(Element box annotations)
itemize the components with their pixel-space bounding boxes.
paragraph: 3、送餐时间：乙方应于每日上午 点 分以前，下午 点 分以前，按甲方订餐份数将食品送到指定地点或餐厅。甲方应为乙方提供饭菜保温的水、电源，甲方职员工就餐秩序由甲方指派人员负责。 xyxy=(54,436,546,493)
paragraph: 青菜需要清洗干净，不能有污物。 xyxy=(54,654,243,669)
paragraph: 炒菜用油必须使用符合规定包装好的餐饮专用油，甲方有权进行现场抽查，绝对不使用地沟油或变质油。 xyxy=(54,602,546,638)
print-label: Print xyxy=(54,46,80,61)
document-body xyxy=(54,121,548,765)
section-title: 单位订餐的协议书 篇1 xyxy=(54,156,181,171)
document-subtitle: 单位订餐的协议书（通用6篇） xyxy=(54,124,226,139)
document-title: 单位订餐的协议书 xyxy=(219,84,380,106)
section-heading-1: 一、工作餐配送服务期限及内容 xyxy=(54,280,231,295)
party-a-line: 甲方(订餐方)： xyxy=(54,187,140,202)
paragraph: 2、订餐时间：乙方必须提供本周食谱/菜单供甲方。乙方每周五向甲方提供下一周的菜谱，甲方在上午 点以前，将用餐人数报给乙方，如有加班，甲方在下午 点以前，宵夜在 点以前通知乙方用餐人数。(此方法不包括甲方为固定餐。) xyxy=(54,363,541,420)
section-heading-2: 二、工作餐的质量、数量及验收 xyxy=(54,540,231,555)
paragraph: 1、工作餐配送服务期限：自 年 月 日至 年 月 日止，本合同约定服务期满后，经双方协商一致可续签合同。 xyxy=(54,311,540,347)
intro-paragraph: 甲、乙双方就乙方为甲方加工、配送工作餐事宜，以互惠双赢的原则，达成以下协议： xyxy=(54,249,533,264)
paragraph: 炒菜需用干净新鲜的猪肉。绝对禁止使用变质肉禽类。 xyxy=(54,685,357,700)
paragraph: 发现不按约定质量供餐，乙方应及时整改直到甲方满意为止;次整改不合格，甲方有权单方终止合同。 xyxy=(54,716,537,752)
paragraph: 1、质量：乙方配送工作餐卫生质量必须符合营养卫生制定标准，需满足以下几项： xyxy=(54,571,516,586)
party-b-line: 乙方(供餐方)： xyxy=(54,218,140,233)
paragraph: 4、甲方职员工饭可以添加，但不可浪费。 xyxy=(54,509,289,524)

#### DIRECTIONS FOR THIS TASK
Transcribe the records line for line, from their first line down to and including the line that contains "section-heading-2: 二、工作餐的质量、数量及验收 xyxy=(54,540,231,555)".

#### ANSWER
itemize the components with their pixel-space bounding boxes.
paragraph: 3、送餐时间：乙方应于每日上午 点 分以前，下午 点 分以前，按甲方订餐份数将食品送到指定地点或餐厅。甲方应为乙方提供饭菜保温的水、电源，甲方职员工就餐秩序由甲方指派人员负责。 xyxy=(54,436,546,493)
paragraph: 青菜需要清洗干净，不能有污物。 xyxy=(54,654,243,669)
paragraph: 炒菜用油必须使用符合规定包装好的餐饮专用油，甲方有权进行现场抽查，绝对不使用地沟油或变质油。 xyxy=(54,602,546,638)
print-label: Print xyxy=(54,46,80,61)
document-body xyxy=(54,121,548,765)
section-title: 单位订餐的协议书 篇1 xyxy=(54,156,181,171)
document-subtitle: 单位订餐的协议书（通用6篇） xyxy=(54,124,226,139)
document-title: 单位订餐的协议书 xyxy=(219,84,380,106)
section-heading-1: 一、工作餐配送服务期限及内容 xyxy=(54,280,231,295)
party-a-line: 甲方(订餐方)： xyxy=(54,187,140,202)
paragraph: 2、订餐时间：乙方必须提供本周食谱/菜单供甲方。乙方每周五向甲方提供下一周的菜谱，甲方在上午 点以前，将用餐人数报给乙方，如有加班，甲方在下午 点以前，宵夜在 点以前通知乙方用餐人数。(此方法不包括甲方为固定餐。) xyxy=(54,363,541,420)
section-heading-2: 二、工作餐的质量、数量及验收 xyxy=(54,540,231,555)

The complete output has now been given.